**Collected data**
::::
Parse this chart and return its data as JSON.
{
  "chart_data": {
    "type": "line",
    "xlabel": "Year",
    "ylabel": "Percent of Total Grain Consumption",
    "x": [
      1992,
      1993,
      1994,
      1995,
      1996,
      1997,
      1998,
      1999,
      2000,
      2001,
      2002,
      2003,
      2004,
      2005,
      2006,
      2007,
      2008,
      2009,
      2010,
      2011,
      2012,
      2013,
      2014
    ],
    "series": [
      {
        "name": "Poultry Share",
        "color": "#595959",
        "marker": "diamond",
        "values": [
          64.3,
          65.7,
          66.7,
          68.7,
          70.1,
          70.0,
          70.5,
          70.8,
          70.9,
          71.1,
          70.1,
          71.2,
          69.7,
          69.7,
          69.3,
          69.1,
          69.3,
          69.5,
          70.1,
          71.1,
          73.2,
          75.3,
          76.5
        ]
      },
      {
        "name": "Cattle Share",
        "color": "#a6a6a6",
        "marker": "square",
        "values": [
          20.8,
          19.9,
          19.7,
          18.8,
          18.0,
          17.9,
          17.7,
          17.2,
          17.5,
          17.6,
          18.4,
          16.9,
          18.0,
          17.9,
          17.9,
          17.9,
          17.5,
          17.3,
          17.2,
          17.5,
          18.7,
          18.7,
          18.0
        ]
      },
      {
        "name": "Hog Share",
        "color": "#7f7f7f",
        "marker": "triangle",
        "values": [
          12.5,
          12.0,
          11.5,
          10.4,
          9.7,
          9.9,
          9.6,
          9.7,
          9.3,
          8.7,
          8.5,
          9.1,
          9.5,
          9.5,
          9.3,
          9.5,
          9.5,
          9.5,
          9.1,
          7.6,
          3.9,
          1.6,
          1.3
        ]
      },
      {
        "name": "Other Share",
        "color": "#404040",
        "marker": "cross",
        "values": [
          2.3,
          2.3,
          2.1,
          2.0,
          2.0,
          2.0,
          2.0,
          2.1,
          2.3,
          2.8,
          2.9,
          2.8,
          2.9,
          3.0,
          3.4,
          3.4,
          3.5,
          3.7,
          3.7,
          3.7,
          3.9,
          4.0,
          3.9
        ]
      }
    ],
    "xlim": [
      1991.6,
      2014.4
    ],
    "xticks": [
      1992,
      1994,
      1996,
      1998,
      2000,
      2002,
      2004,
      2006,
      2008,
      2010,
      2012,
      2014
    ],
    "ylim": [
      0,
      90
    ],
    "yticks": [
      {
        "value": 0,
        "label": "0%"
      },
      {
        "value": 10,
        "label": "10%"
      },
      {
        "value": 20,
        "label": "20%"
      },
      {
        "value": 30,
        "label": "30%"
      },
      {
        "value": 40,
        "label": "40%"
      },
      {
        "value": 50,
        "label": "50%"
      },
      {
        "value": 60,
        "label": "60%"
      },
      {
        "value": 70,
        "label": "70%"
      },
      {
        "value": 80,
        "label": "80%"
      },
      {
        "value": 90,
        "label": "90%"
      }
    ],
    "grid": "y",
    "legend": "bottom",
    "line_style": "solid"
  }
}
::::
**What this task involves**
Restate the data above exactly, keeping each word as it stands.

**Answer to this exercise**
Parse this chart and return its data as JSON.
{
  "chart_data": {
    "type": "line",
    "xlabel": "Year",
    "ylabel": "Percent of Total Grain Consumption",
    "x": [
      1992,
      1993,
      1994,
      1995,
      1996,
      1997,
      1998,
      1999,
      2000,
      2001,
      2002,
      2003,
      2004,
      2005,
      2006,
      2007,
      2008,
      2009,
      2010,
      2011,
      2012,
      2013,
      2014
    ],
    "series": [
      {
        "name": "Poultry Share",
        "color": "#595959",
        "marker": "diamond",
        "values": [
          64.3,
          65.7,
          66.7,
          68.7,
          70.1,
          70.0,
          70.5,
          70.8,
          70.9,
          71.1,
          70.1,
          71.2,
          69.7,
          69.7,
          69.3,
          69.1,
          69.3,
          69.5,
          70.1,
          71.1,
          73.2,
          75.3,
          76.5
        ]
      },
      {
        "name": "Cattle Share",
        "color": "#a6a6a6",
        "marker": "square",
        "values": [
          20.8,
          19.9,
          19.7,
          18.8,
          18.0,
          17.9,
          17.7,
          17.2,
          17.5,
          17.6,
          18.4,
          16.9,
          18.0,
          17.9,
          17.9,
          17.9,
          17.5,
          17.3,
          17.2,
          17.5,
          18.7,
          18.7,
          18.0
        ]
      },
      {
        "name": "Hog Share",
        "color": "#7f7f7f",
        "marker": "triangle",
        "values": [
          12.5,
          12.0,
          11.5,
          10.4,
          9.7,
          9.9,
          9.6,
          9.7,
          9.3,
          8.7,
          8.5,
          9.1,
          9.5,
          9.5,
          9.3,
          9.5,
          9.5,
          9.5,
          9.1,
          7.6,
          3.9,
          1.6,
          1.3
        ]
      },
      {
        "name": "Other Share",
        "color": "#404040",
        "marker": "cross",
        "values": [
          2.3,
          2.3,
          2.1,
          2.0,
          2.0,
          2.0,
          2.0,
          2.1,
          2.3,
          2.8,
          2.9,
          2.8,
          2.9,
          3.0,
          3.4,
          3.4,
          3.5,
          3.7,
          3.7,
          3.7,
          3.9,
          4.0,
          3.9
        ]
      }
    ],
    "xlim": [
      1991.6,
      2014.4
    ],
    "xticks": [
      1992,
      1994,
      1996,
      1998,
      2000,
      2002,
      2004,
      2006,
      2008,
      2010,
      2012,
      2014
    ],
    "ylim": [
      0,
      90
    ],
    "yticks": [
      {
        "value": 0,
        "label": "0%"
      },
      {
        "value": 10,
        "label": "10%"
      },
      {
        "value": 20,
        "label": "20%"
      },
      {
        "value": 30,
        "label": "30%"
      },
      {
        "value": 40,
        "label": "40%"
      },
      {
        "value": 50,
        "label": "50%"
      },
      {
        "value": 60,
        "label": "60%"
      },
      {
        "value": 70,
        "label": "70%"
      },
      {
        "value": 80,
        "label": "80%"
      },
      {
        "value": 90,
        "label": "90%"
      }
    ],
    "grid": "y",
    "legend": "bottom",
    "line_style": "solid"
  }
}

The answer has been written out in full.